WHAT TO WORK ON: Go through the material below and copy each line where the word "name" appears.

DATA ENTRIES:
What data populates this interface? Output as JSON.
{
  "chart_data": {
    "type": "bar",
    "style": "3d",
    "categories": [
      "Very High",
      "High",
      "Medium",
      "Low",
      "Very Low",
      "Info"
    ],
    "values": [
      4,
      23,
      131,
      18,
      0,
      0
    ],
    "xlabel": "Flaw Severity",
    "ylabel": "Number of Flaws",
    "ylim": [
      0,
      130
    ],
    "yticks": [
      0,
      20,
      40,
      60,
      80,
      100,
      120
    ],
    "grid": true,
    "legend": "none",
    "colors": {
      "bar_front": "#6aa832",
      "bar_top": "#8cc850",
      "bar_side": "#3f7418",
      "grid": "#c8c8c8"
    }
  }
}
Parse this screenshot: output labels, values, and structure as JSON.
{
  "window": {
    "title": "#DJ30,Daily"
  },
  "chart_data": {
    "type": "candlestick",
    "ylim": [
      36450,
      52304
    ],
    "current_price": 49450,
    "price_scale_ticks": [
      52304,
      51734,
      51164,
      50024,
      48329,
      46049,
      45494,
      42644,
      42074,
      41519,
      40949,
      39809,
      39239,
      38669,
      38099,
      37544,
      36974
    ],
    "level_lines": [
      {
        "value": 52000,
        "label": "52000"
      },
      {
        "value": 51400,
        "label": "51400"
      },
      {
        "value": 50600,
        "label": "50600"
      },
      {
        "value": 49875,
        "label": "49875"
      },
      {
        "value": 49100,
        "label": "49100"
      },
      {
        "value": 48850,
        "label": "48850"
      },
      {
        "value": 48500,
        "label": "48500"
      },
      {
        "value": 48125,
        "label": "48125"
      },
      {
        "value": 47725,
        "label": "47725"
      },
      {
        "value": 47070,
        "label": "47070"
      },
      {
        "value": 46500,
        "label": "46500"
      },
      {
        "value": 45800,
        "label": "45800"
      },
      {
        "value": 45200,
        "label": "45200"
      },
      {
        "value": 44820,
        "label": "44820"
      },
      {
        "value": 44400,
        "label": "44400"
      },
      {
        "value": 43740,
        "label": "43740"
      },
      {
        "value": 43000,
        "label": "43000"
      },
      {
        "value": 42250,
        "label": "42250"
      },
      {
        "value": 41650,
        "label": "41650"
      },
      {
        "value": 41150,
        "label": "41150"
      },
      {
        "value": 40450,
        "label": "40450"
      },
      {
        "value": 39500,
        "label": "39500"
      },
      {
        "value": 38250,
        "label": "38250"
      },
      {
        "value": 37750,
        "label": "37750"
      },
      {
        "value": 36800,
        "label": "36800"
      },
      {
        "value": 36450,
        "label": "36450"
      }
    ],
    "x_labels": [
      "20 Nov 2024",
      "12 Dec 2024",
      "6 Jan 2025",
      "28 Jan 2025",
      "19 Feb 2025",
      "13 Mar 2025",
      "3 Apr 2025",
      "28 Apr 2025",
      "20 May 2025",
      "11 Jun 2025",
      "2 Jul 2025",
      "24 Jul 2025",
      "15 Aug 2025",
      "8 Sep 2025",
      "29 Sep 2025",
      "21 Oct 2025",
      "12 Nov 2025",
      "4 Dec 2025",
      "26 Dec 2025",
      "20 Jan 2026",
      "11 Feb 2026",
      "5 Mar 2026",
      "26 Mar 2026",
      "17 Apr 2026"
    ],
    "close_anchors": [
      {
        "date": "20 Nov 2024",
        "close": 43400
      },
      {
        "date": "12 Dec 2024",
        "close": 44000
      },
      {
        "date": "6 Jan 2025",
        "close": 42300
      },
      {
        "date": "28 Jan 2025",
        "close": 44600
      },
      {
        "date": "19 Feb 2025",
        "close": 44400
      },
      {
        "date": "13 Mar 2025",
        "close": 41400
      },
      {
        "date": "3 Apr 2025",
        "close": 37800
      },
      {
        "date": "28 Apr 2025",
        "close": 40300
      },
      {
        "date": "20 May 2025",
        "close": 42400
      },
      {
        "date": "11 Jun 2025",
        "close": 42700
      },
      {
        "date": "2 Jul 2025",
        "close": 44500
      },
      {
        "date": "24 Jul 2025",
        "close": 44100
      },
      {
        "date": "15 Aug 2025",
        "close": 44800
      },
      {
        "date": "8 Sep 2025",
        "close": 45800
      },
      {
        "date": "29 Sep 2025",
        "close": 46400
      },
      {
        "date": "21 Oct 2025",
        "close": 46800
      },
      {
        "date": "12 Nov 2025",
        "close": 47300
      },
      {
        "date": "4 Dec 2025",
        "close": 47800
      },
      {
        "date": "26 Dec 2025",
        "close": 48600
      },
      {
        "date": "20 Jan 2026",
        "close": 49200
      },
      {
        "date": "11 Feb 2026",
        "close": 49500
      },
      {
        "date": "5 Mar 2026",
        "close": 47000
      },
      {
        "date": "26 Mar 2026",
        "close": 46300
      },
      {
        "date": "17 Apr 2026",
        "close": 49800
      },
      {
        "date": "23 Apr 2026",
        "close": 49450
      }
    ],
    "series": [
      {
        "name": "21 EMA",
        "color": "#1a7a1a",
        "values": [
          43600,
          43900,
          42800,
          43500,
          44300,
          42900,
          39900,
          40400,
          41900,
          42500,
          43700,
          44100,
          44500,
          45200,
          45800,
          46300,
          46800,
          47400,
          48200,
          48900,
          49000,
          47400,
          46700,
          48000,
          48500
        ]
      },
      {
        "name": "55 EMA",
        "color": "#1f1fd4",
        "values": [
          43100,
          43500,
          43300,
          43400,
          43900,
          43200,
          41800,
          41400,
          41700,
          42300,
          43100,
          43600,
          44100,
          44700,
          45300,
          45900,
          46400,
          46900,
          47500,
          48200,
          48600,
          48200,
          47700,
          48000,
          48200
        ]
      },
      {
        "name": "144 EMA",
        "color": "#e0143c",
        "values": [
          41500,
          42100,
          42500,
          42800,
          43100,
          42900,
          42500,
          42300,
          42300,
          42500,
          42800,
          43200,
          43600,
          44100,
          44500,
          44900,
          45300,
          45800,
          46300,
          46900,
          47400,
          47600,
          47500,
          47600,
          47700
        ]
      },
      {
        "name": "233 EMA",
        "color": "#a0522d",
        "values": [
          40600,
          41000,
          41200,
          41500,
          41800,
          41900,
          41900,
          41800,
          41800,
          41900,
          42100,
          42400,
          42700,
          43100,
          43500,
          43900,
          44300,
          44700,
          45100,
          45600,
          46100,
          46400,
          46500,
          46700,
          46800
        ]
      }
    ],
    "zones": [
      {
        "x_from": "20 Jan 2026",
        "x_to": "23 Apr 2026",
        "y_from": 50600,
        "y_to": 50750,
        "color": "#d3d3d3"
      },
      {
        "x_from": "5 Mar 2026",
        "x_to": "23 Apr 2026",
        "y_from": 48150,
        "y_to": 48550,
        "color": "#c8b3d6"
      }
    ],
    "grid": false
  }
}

THE COMPLETED TASK:
        "name": "21 EMA",
        "name": "55 EMA",
        "name": "144 EMA",
        "name": "233 EMA",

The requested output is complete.